Job: Read through the data and report every line in which the word "video" occurs.
-- Start of Dataset content --
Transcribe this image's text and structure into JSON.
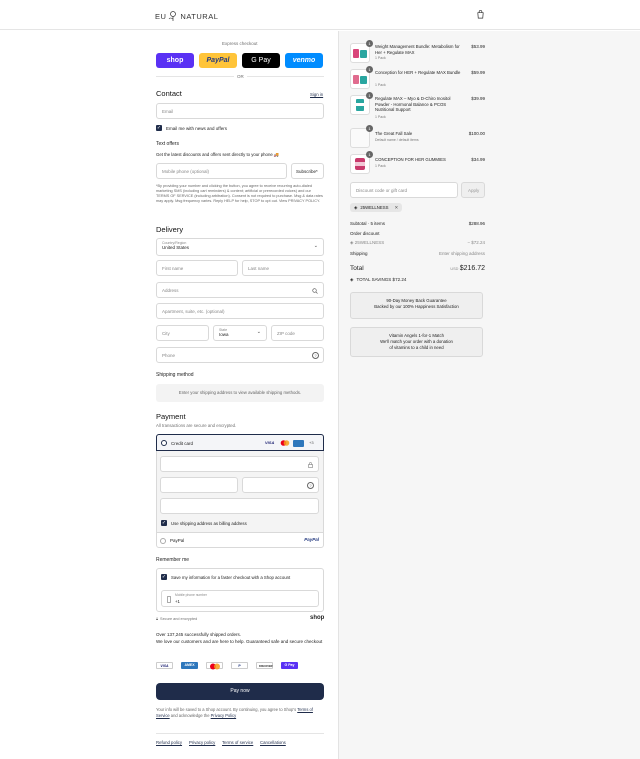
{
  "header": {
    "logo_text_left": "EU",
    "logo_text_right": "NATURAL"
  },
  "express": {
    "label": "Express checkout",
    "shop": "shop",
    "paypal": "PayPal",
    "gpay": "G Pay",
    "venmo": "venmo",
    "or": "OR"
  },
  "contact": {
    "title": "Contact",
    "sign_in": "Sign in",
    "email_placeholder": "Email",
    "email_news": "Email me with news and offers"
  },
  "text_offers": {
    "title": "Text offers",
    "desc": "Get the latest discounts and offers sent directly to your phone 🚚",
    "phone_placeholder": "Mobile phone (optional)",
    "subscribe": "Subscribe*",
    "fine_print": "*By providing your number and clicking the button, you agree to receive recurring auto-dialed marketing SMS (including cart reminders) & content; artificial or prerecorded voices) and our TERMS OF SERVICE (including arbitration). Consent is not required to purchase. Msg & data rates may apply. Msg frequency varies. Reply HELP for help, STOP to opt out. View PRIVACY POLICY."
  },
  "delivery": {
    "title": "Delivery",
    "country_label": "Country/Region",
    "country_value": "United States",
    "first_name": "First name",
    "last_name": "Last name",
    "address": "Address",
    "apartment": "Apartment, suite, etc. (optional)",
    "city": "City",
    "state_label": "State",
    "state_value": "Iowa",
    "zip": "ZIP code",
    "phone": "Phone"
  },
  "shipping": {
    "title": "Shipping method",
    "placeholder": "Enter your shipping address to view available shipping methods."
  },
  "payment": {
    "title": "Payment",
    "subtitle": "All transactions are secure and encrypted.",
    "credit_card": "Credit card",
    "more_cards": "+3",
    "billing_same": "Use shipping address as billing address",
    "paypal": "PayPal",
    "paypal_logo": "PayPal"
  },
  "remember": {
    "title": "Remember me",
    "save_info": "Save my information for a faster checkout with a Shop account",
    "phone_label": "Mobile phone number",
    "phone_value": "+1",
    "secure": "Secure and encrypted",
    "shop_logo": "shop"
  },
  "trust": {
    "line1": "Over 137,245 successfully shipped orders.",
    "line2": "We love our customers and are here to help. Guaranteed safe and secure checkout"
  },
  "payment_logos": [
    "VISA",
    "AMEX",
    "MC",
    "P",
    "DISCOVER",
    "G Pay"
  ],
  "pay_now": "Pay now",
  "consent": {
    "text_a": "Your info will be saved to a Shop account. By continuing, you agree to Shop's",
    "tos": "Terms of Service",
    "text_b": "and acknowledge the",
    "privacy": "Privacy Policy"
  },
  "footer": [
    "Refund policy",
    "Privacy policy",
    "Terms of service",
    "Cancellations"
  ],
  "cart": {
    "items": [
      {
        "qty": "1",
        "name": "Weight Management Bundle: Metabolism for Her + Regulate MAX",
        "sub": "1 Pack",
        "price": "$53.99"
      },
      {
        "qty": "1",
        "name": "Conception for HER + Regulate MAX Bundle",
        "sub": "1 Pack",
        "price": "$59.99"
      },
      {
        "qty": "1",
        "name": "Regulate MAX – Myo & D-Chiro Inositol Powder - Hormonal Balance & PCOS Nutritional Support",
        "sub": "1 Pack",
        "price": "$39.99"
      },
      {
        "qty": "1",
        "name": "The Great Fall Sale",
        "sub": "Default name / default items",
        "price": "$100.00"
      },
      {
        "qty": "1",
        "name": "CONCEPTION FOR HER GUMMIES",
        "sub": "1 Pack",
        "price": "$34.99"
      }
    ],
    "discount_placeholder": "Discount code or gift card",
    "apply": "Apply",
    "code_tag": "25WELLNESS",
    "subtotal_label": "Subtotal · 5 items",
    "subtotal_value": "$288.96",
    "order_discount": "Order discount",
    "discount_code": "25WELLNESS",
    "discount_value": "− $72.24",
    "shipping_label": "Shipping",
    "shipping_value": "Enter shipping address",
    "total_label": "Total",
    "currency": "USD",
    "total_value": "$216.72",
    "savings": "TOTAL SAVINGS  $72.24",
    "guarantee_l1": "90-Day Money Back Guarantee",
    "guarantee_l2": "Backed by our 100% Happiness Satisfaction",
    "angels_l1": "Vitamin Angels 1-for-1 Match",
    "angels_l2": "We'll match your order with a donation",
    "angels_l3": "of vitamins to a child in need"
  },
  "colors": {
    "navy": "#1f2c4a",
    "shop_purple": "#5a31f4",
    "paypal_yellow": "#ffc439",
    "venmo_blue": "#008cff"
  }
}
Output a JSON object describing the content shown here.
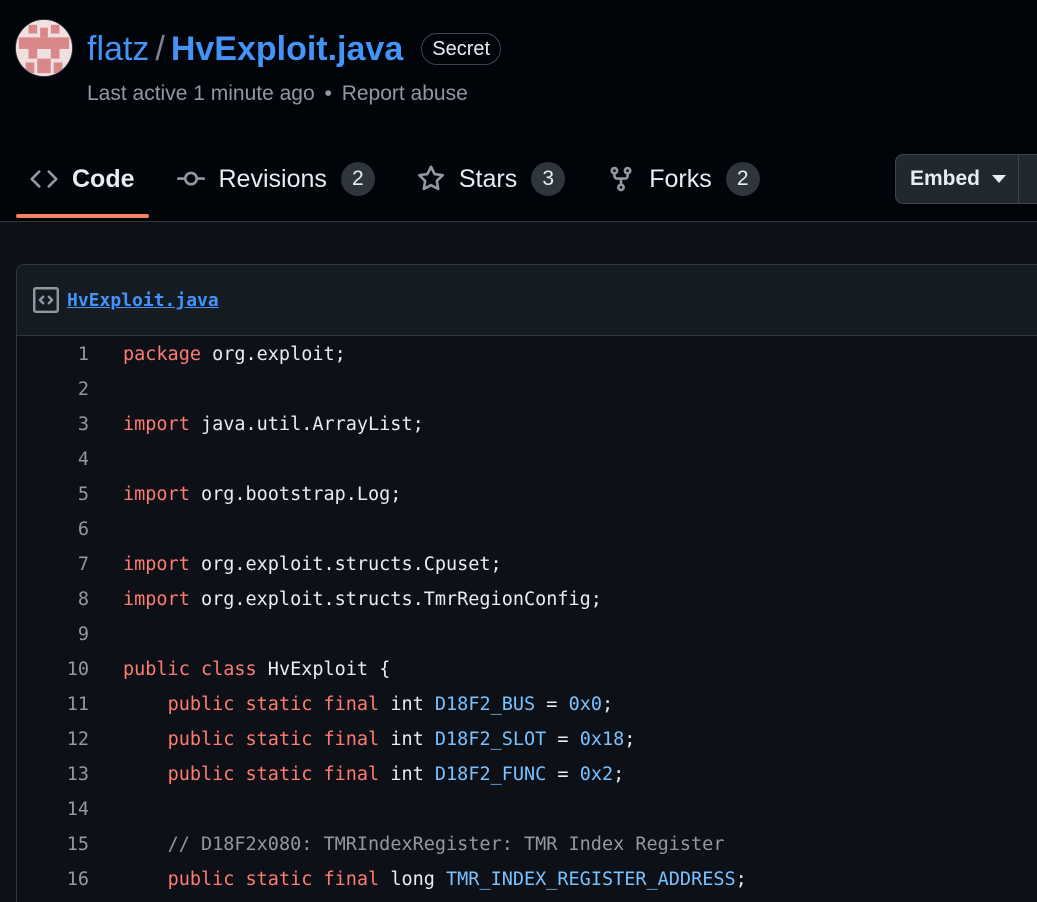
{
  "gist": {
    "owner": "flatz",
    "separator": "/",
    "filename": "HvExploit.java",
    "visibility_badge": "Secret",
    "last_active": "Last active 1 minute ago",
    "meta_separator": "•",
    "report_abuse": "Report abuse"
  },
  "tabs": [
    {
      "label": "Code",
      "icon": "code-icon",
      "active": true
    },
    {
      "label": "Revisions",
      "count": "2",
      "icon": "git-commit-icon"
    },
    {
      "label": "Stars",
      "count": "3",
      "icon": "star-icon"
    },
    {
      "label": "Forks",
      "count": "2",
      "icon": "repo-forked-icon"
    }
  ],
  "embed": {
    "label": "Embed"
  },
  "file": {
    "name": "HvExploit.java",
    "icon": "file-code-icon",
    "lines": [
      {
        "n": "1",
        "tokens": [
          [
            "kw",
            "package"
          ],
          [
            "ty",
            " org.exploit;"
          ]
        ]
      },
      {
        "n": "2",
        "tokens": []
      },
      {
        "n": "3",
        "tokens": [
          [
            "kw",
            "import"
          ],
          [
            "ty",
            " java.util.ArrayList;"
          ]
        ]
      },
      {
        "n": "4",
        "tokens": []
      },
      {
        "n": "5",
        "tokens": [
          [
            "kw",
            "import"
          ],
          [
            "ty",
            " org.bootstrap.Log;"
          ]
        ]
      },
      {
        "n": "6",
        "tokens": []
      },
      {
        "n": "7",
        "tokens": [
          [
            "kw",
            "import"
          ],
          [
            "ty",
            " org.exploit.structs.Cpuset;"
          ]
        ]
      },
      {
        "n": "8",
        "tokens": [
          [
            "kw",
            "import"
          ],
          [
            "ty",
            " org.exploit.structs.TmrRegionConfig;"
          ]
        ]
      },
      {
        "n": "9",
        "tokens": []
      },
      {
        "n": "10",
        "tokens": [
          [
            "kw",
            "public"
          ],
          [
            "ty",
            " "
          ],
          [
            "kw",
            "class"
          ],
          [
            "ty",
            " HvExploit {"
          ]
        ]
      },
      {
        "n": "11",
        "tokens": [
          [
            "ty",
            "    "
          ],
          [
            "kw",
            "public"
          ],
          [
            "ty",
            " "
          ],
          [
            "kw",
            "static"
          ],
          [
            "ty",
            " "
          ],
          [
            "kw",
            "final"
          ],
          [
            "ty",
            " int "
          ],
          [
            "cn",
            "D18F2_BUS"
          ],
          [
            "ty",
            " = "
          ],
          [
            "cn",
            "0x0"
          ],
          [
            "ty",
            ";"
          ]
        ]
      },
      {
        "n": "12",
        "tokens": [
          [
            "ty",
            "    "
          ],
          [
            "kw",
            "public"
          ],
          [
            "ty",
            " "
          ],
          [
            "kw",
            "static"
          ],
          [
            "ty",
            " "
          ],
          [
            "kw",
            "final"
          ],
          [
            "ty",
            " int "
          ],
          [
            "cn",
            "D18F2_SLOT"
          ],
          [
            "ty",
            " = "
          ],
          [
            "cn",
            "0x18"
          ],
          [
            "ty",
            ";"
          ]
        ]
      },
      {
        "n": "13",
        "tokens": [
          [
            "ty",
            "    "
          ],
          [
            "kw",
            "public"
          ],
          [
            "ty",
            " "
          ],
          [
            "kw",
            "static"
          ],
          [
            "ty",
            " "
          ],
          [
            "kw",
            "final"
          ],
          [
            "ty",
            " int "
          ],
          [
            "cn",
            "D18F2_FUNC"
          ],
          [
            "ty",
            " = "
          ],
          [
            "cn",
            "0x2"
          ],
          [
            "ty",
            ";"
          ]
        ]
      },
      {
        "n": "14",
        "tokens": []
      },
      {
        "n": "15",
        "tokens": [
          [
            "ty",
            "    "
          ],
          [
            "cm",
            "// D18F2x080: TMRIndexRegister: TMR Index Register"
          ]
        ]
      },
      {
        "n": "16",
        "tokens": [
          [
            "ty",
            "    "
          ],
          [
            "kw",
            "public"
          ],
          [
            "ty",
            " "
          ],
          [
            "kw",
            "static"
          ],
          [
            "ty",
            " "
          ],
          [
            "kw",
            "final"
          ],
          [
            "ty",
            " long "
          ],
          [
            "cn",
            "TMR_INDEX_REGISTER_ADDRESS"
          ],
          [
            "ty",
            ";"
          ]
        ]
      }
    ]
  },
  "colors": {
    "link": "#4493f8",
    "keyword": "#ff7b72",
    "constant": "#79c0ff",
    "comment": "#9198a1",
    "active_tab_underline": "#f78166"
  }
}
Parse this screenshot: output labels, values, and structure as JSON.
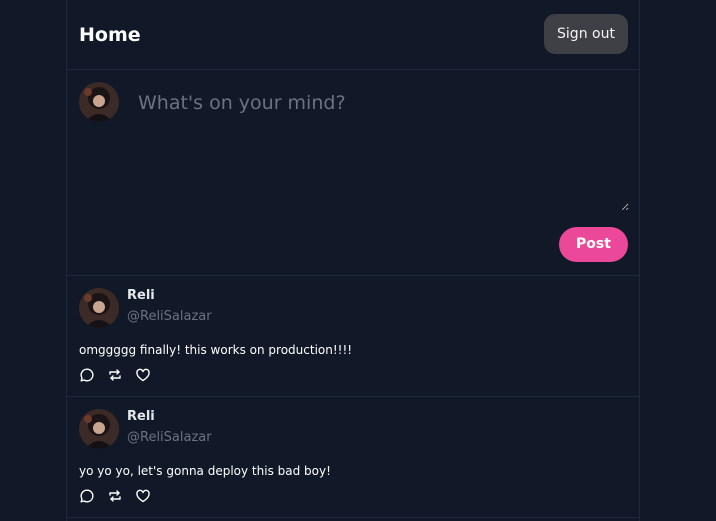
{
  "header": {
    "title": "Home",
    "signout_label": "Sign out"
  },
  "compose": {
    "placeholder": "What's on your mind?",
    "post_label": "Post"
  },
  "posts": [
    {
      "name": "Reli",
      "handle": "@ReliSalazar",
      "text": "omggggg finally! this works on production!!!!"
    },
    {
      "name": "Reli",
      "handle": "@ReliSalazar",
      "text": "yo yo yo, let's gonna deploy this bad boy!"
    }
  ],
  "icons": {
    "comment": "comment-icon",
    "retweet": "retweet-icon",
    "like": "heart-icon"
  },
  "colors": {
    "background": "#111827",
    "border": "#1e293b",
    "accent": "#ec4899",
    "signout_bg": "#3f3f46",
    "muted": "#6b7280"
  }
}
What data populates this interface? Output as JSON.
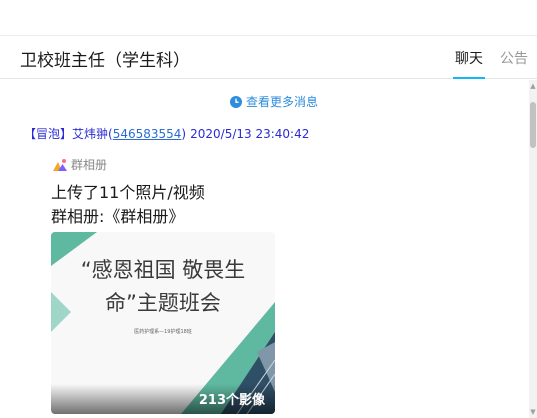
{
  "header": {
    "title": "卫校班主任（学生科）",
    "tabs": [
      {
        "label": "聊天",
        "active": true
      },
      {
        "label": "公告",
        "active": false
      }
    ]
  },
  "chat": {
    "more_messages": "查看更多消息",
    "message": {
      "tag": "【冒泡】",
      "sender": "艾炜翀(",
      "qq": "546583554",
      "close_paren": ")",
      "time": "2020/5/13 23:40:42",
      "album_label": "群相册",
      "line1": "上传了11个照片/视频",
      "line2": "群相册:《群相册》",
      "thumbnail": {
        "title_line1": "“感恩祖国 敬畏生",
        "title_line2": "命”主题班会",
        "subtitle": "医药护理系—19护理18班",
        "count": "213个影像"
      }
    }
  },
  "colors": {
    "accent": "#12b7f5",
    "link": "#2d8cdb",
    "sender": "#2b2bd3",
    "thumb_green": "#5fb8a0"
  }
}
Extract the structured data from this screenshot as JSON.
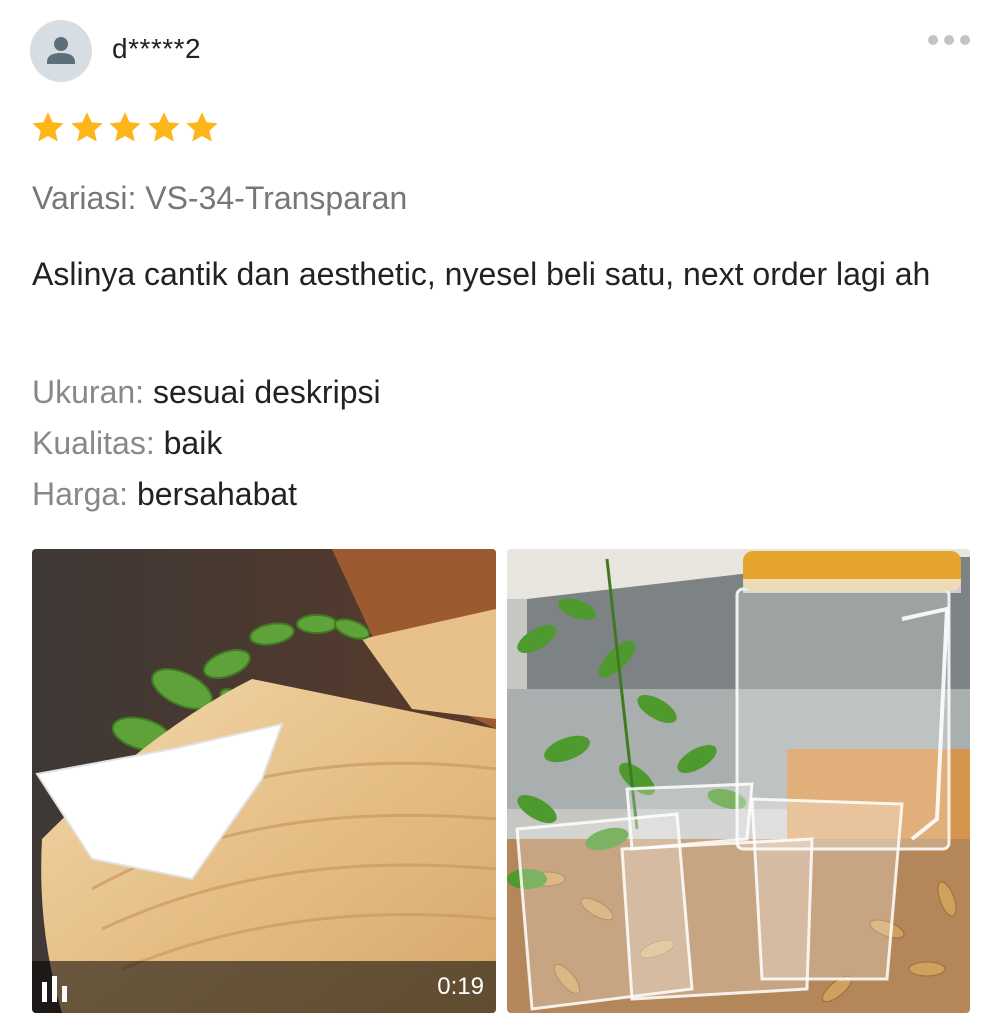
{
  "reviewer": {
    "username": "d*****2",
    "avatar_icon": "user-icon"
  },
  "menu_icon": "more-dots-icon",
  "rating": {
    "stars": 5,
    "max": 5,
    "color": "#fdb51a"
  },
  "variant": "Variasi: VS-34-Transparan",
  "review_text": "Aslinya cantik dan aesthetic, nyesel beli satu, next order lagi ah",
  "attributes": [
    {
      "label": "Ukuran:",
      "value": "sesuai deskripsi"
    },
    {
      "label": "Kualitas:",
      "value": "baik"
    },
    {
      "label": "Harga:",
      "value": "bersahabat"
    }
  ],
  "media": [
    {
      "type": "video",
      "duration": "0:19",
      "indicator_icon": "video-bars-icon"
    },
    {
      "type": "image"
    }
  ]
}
-- End of Dataset content --
The result:
      "type": "video",
      "indicator_icon": "video-bars-icon"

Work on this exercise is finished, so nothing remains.